===== THE RECORDS =====

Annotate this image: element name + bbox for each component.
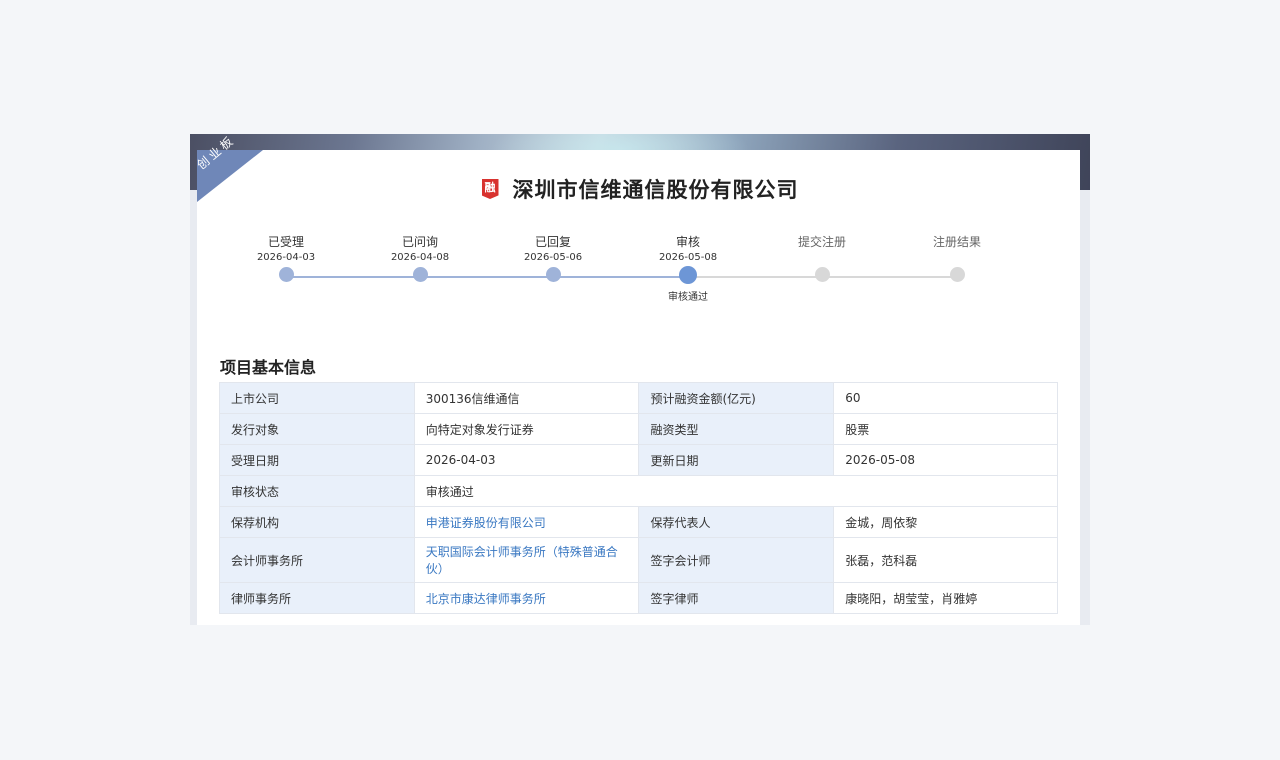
review-status-label: 审核状态 (219, 475, 415, 507)
table-row: 上市公司 300136信维通信 预计融资金额(亿元) 60 (219, 382, 1058, 414)
accountant-value: 张磊，范科磊 (833, 537, 1058, 583)
financing-icon: 融 (481, 179, 499, 199)
review-progress: 已受理 2026-04-03 已问询 2026-04-08 已回复 2026-0… (190, 234, 1090, 314)
project-detail-panel: 创业板 融 深圳市信维通信股份有限公司 已受理 2026-04-03 已问询 2… (190, 134, 1090, 625)
company-title: 深圳市信维通信股份有限公司 (512, 178, 799, 202)
step-date (762, 250, 882, 266)
sponsor-rep-label: 保荐代表人 (638, 506, 835, 538)
sponsor-label: 保荐机构 (219, 506, 415, 538)
step-date: 2026-05-08 (658, 252, 718, 263)
step-date: 2026-05-06 (523, 252, 583, 263)
step-label: 已回复 (534, 235, 571, 249)
accounting-firm-label: 会计师事务所 (219, 537, 415, 583)
step-status: 审核通过 (668, 292, 708, 303)
review-status-value: 审核通过 (413, 475, 1059, 507)
issue-target-value: 向特定对象发行证券 (413, 413, 640, 445)
listed-company-label: 上市公司 (219, 382, 415, 414)
step-replied: 已回复 2026-05-06 (493, 234, 613, 282)
table-row: 保荐机构 申港证券股份有限公司 保荐代表人 金城，周依黎 (219, 506, 1058, 538)
update-date-value: 2026-05-08 (833, 444, 1058, 476)
lawyer-label: 签字律师 (638, 582, 835, 614)
step-dot (949, 267, 965, 282)
step-registration-result: 注册结果 (897, 234, 1017, 282)
step-submit-registration: 提交注册 (762, 234, 882, 282)
step-dot (545, 267, 561, 282)
listed-company-value: 300136信维通信 (413, 382, 640, 414)
accountant-label: 签字会计师 (638, 537, 835, 583)
law-firm-label: 律师事务所 (219, 582, 415, 614)
update-date-label: 更新日期 (638, 444, 835, 476)
step-inquired: 已问询 2026-04-08 (360, 234, 480, 282)
est-financing-value: 60 (833, 382, 1058, 414)
table-row: 发行对象 向特定对象发行证券 融资类型 股票 (219, 413, 1058, 445)
step-date: 2026-04-08 (390, 252, 450, 263)
step-date: 2026-04-03 (256, 252, 316, 263)
accounting-firm-cell: 天职国际会计师事务所（特殊普通合伙） (413, 537, 640, 583)
sponsor-rep-value: 金城，周依黎 (833, 506, 1058, 538)
financing-type-value: 股票 (833, 413, 1058, 445)
table-row: 审核状态 审核通过 (219, 475, 1059, 507)
accept-date-value: 2026-04-03 (413, 444, 640, 476)
step-label: 提交注册 (797, 235, 846, 249)
sponsor-link[interactable]: 申港证券股份有限公司 (426, 516, 546, 530)
section-title: 项目基本信息 (220, 358, 317, 377)
table-row: 会计师事务所 天职国际会计师事务所（特殊普通合伙） 签字会计师 张磊，范科磊 (219, 537, 1058, 583)
table-row: 受理日期 2026-04-03 更新日期 2026-05-08 (219, 444, 1058, 476)
step-dot (278, 267, 294, 282)
step-dot (412, 267, 428, 282)
step-label: 审核 (675, 235, 700, 249)
step-dot (814, 267, 830, 282)
step-label: 已问询 (401, 235, 438, 249)
law-firm-cell: 北京市康达律师事务所 (413, 582, 640, 614)
step-review: 审核 2026-05-08 审核通过 (628, 234, 748, 303)
accept-date-label: 受理日期 (219, 444, 415, 476)
step-dot-current (679, 266, 697, 284)
issue-target-label: 发行对象 (219, 413, 415, 445)
law-firm-link[interactable]: 北京市康达律师事务所 (426, 592, 546, 606)
lawyer-value: 康晓阳，胡莹莹，肖雅婷 (833, 582, 1058, 614)
sponsor-cell: 申港证券股份有限公司 (413, 506, 640, 538)
title-row: 融 深圳市信维通信股份有限公司 (190, 174, 1090, 204)
step-label: 注册结果 (932, 235, 981, 249)
step-label: 已受理 (267, 235, 304, 249)
est-financing-label: 预计融资金额(亿元) (638, 382, 835, 414)
project-info-table: 上市公司 300136信维通信 预计融资金额(亿元) 60 发行对象 向特定对象… (219, 382, 1059, 614)
table-row: 律师事务所 北京市康达律师事务所 签字律师 康晓阳，胡莹莹，肖雅婷 (219, 582, 1058, 614)
financing-type-label: 融资类型 (638, 413, 835, 445)
step-date (897, 250, 1017, 266)
step-accepted: 已受理 2026-04-03 (226, 234, 346, 282)
accounting-firm-link[interactable]: 天职国际会计师事务所（特殊普通合伙） (426, 545, 618, 576)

=====

WHAT IS BEING ASKED:
Update all the rows above by replacing "step-date" with "step-timestamp" wherever it appears, and keep everything else the same. Leave the picture out of your answer.

ANSWER TO THIS PROBLEM:
Annotate this image: element name + bbox for each component.
review-status-label: 审核状态 (219, 475, 415, 507)
table-row: 上市公司 300136信维通信 预计融资金额(亿元) 60 (219, 382, 1058, 414)
accountant-value: 张磊，范科磊 (833, 537, 1058, 583)
financing-icon: 融 (481, 179, 499, 199)
review-progress: 已受理 2026-04-03 已问询 2026-04-08 已回复 2026-0… (190, 234, 1090, 314)
project-detail-panel: 创业板 融 深圳市信维通信股份有限公司 已受理 2026-04-03 已问询 2… (190, 134, 1090, 625)
company-title: 深圳市信维通信股份有限公司 (512, 178, 799, 202)
step-timestamp (762, 250, 882, 266)
sponsor-rep-label: 保荐代表人 (638, 506, 835, 538)
sponsor-label: 保荐机构 (219, 506, 415, 538)
step-timestamp: 2026-05-08 (658, 252, 718, 263)
step-timestamp: 2026-05-06 (523, 252, 583, 263)
step-label: 已回复 (534, 235, 571, 249)
accounting-firm-label: 会计师事务所 (219, 537, 415, 583)
step-status: 审核通过 (668, 292, 708, 303)
review-status-value: 审核通过 (413, 475, 1059, 507)
issue-target-value: 向特定对象发行证券 (413, 413, 640, 445)
listed-company-label: 上市公司 (219, 382, 415, 414)
step-replied: 已回复 2026-05-06 (493, 234, 613, 282)
table-row: 保荐机构 申港证券股份有限公司 保荐代表人 金城，周依黎 (219, 506, 1058, 538)
update-date-value: 2026-05-08 (833, 444, 1058, 476)
lawyer-label: 签字律师 (638, 582, 835, 614)
step-dot (949, 267, 965, 282)
step-registration-result: 注册结果 (897, 234, 1017, 282)
step-submit-registration: 提交注册 (762, 234, 882, 282)
step-dot (545, 267, 561, 282)
listed-company-value: 300136信维通信 (413, 382, 640, 414)
accountant-label: 签字会计师 (638, 537, 835, 583)
law-firm-label: 律师事务所 (219, 582, 415, 614)
update-date-label: 更新日期 (638, 444, 835, 476)
step-inquired: 已问询 2026-04-08 (360, 234, 480, 282)
est-financing-value: 60 (833, 382, 1058, 414)
table-row: 发行对象 向特定对象发行证券 融资类型 股票 (219, 413, 1058, 445)
step-timestamp: 2026-04-08 (390, 252, 450, 263)
step-timestamp: 2026-04-03 (256, 252, 316, 263)
accounting-firm-cell: 天职国际会计师事务所（特殊普通合伙） (413, 537, 640, 583)
sponsor-rep-value: 金城，周依黎 (833, 506, 1058, 538)
financing-type-value: 股票 (833, 413, 1058, 445)
table-row: 审核状态 审核通过 (219, 475, 1059, 507)
accept-date-value: 2026-04-03 (413, 444, 640, 476)
step-label: 提交注册 (797, 235, 846, 249)
sponsor-link[interactable]: 申港证券股份有限公司 (426, 516, 546, 530)
section-title: 项目基本信息 (220, 358, 317, 377)
table-row: 会计师事务所 天职国际会计师事务所（特殊普通合伙） 签字会计师 张磊，范科磊 (219, 537, 1058, 583)
table-row: 受理日期 2026-04-03 更新日期 2026-05-08 (219, 444, 1058, 476)
step-dot (278, 267, 294, 282)
step-dot (412, 267, 428, 282)
step-label: 审核 (675, 235, 700, 249)
step-dot (814, 267, 830, 282)
step-label: 已问询 (401, 235, 438, 249)
law-firm-cell: 北京市康达律师事务所 (413, 582, 640, 614)
step-review: 审核 2026-05-08 审核通过 (628, 234, 748, 303)
accept-date-label: 受理日期 (219, 444, 415, 476)
step-dot-current (679, 266, 697, 284)
issue-target-label: 发行对象 (219, 413, 415, 445)
law-firm-link[interactable]: 北京市康达律师事务所 (426, 592, 546, 606)
lawyer-value: 康晓阳，胡莹莹，肖雅婷 (833, 582, 1058, 614)
sponsor-cell: 申港证券股份有限公司 (413, 506, 640, 538)
title-row: 融 深圳市信维通信股份有限公司 (190, 174, 1090, 204)
step-label: 注册结果 (932, 235, 981, 249)
step-label: 已受理 (267, 235, 304, 249)
est-financing-label: 预计融资金额(亿元) (638, 382, 835, 414)
project-info-table: 上市公司 300136信维通信 预计融资金额(亿元) 60 发行对象 向特定对象… (219, 382, 1059, 614)
table-row: 律师事务所 北京市康达律师事务所 签字律师 康晓阳，胡莹莹，肖雅婷 (219, 582, 1058, 614)
financing-type-label: 融资类型 (638, 413, 835, 445)
step-timestamp (897, 250, 1017, 266)
step-accepted: 已受理 2026-04-03 (226, 234, 346, 282)
accounting-firm-link[interactable]: 天职国际会计师事务所（特殊普通合伙） (426, 545, 618, 576)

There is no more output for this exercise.